- **Records to process**:
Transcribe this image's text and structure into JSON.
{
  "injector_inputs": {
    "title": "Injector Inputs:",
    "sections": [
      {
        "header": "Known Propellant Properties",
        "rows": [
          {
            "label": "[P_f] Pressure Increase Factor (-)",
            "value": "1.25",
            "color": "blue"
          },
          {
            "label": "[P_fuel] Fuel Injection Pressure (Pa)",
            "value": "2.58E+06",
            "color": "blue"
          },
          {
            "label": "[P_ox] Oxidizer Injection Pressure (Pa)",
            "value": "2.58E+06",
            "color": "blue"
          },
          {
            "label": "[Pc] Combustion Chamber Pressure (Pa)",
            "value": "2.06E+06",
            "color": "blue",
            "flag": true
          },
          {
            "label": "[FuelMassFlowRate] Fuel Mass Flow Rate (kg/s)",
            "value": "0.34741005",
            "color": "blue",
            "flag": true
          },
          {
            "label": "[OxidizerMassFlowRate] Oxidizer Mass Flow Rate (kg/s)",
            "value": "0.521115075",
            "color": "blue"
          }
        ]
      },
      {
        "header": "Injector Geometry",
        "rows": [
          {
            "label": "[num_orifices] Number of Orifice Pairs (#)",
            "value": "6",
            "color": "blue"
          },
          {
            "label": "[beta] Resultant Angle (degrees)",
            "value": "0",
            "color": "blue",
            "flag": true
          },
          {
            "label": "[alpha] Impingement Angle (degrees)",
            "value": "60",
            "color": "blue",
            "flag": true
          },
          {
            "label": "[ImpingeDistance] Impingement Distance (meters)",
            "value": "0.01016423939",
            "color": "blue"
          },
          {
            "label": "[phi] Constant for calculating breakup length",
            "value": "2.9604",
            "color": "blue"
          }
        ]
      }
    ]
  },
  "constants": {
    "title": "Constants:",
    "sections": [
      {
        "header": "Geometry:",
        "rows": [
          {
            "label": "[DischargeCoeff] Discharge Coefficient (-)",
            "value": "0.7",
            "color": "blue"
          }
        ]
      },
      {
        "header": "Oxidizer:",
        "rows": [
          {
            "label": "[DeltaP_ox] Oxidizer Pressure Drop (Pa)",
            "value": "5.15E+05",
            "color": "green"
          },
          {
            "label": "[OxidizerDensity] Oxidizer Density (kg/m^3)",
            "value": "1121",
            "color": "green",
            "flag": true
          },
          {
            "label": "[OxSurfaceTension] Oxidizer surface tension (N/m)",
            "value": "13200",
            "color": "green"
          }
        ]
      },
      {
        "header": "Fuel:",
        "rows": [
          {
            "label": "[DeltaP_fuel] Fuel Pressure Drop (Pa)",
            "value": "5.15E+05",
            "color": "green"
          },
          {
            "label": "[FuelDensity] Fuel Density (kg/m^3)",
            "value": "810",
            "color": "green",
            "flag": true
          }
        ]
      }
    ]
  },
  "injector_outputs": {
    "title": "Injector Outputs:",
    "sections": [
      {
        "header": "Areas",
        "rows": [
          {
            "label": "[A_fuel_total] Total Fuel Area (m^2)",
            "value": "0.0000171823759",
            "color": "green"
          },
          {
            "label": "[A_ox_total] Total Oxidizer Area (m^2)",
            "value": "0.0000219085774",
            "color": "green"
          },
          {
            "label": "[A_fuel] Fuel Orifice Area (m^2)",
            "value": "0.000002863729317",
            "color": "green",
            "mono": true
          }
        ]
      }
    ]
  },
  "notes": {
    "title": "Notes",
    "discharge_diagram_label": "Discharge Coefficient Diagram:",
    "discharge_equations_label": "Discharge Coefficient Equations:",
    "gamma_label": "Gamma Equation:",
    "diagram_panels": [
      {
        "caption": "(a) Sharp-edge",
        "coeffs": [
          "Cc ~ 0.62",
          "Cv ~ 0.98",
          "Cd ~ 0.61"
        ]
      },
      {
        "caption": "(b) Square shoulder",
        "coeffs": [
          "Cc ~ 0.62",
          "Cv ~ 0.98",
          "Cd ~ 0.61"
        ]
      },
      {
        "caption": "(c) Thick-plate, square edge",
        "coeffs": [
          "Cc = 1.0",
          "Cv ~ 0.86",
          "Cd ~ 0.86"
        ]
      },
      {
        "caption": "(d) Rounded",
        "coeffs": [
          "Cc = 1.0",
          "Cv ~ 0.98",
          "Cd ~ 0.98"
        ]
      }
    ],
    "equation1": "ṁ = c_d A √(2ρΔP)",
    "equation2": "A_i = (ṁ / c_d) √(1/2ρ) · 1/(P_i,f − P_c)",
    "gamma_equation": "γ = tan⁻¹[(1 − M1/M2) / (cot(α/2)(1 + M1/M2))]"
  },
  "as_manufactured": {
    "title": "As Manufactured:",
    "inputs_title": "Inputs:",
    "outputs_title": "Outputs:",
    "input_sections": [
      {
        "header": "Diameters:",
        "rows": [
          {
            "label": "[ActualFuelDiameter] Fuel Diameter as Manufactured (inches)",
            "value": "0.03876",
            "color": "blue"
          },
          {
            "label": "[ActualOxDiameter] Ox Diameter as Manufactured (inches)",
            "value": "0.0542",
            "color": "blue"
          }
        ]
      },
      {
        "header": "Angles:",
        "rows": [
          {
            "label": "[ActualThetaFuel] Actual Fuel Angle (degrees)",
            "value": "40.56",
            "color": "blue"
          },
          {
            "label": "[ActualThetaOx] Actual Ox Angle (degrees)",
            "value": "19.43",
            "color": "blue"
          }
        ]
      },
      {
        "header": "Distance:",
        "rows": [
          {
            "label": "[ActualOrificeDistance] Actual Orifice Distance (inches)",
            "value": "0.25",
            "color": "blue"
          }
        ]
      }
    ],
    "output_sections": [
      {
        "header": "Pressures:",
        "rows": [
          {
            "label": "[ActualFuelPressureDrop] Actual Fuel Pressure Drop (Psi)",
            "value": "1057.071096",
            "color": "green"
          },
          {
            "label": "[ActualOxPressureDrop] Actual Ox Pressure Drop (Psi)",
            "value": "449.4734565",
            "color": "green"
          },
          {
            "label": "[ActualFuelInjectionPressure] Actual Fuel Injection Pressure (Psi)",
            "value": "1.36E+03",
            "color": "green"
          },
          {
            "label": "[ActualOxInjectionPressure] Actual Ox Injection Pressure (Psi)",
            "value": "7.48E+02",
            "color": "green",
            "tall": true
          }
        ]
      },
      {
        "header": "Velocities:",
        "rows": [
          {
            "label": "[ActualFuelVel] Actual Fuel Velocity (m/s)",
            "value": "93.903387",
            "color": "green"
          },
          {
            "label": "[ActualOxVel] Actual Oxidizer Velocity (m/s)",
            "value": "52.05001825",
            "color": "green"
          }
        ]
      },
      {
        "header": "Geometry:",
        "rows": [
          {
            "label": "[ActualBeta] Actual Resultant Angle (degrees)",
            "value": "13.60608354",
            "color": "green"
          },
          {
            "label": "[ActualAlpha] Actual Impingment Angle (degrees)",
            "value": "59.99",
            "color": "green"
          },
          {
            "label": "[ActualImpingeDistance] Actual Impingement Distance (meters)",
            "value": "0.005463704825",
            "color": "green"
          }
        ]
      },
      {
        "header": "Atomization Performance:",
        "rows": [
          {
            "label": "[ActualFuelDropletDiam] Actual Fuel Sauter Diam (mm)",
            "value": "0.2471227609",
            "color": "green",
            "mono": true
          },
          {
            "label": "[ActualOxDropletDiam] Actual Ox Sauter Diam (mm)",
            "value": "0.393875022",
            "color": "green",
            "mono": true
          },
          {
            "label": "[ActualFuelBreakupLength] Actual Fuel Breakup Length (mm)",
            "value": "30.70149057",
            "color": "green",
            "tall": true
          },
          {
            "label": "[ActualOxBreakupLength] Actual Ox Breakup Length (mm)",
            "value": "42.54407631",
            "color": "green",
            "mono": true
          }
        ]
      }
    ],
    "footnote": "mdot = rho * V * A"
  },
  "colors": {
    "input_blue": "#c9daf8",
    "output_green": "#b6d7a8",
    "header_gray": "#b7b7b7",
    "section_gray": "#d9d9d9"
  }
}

- **Written request**:
Above are some records. Report the number of their lines that include "inches", and add nothing else.

- **Solution below**:
3